**PROBLEM TO WORK ON**
Extract all lines containing "рассказ".

**MATERIAL PROVIDED**
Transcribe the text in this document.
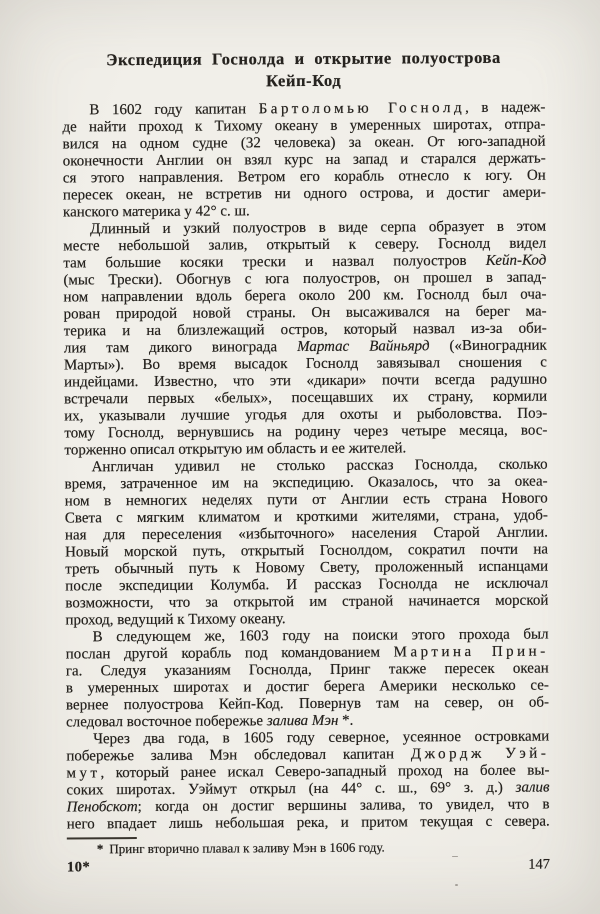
Экспедиция Госнолда и открытие полуострова
Кейп-Код
В 1602 году капитан Бартоломью Госнолд, в надеж-
де найти проход к Тихому океану в умеренных широтах, отпра-
вился на одном судне (32 человека) за океан. От юго-западной
оконечности Англии он взял курс на запад и старался держать-
ся этого направления. Ветром его корабль отнесло к югу. Он
пересек океан, не встретив ни одного острова, и достиг амери-
канского материка у 42° с. ш.
Длинный и узкий полуостров в виде серпа образует в этом
месте небольшой залив, открытый к северу. Госнолд видел
там большие косяки трески и назвал полуостров Кейп-Код
(мыс Трески). Обогнув с юга полуостров, он прошел в запад-
ном направлении вдоль берега около 200 км. Госнолд был оча-
рован природой новой страны. Он высаживался на берег ма-
терика и на близлежащий остров, который назвал из-за оби-
лия там дикого винограда Мартас Вайньярд («Виноградник
Марты»). Во время высадок Госнолд завязывал сношения с
индейцами. Известно, что эти «дикари» почти всегда радушно
встречали первых «белых», посещавших их страну, кормили
их, указывали лучшие угодья для охоты и рыболовства. Поэ-
тому Госнолд, вернувшись на родину через четыре месяца, вос-
торженно описал открытую им область и ее жителей.
Англичан удивил не столько рассказ Госнолда, сколько
время, затраченное им на экспедицию. Оказалось, что за океа-
ном в немногих неделях пути от Англии есть страна Нового
Света с мягким климатом и кроткими жителями, страна, удоб-
ная для переселения «избыточного» населения Старой Англии.
Новый морской путь, открытый Госнолдом, сократил почти на
треть обычный путь к Новому Свету, проложенный испанцами
после экспедиции Колумба. И рассказ Госнолда не исключал
возможности, что за открытой им страной начинается морской
проход, ведущий к Тихому океану.
В следующем же, 1603 году на поиски этого прохода был
послан другой корабль под командованием Мартина Прин-
га. Следуя указаниям Госнолда, Принг также пересек океан
в умеренных широтах и достиг берега Америки несколько се-
вернее полуострова Кейп-Код. Повернув там на север, он об-
следовал восточное побережье залива Мэн *.
Через два года, в 1605 году северное, усеянное островками
побережье залива Мэн обследовал капитан Джордж Уэй-
мут, который ранее искал Северо-западный проход на более вы-
соких широтах. Уэймут открыл (на 44° с. ш., 69° з. д.) залив
Пенобскот; когда он достиг вершины залива, то увидел, что в
него впадает лишь небольшая река, и притом текущая с севера.
* Принг вторично плавал к заливу Мэн в 1606 году.
10*	147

**EXPECTED ANSWER**
Англичан удивил не столько рассказ Госнолда, сколько
после экспедиции Колумба. И рассказ Госнолда не исключал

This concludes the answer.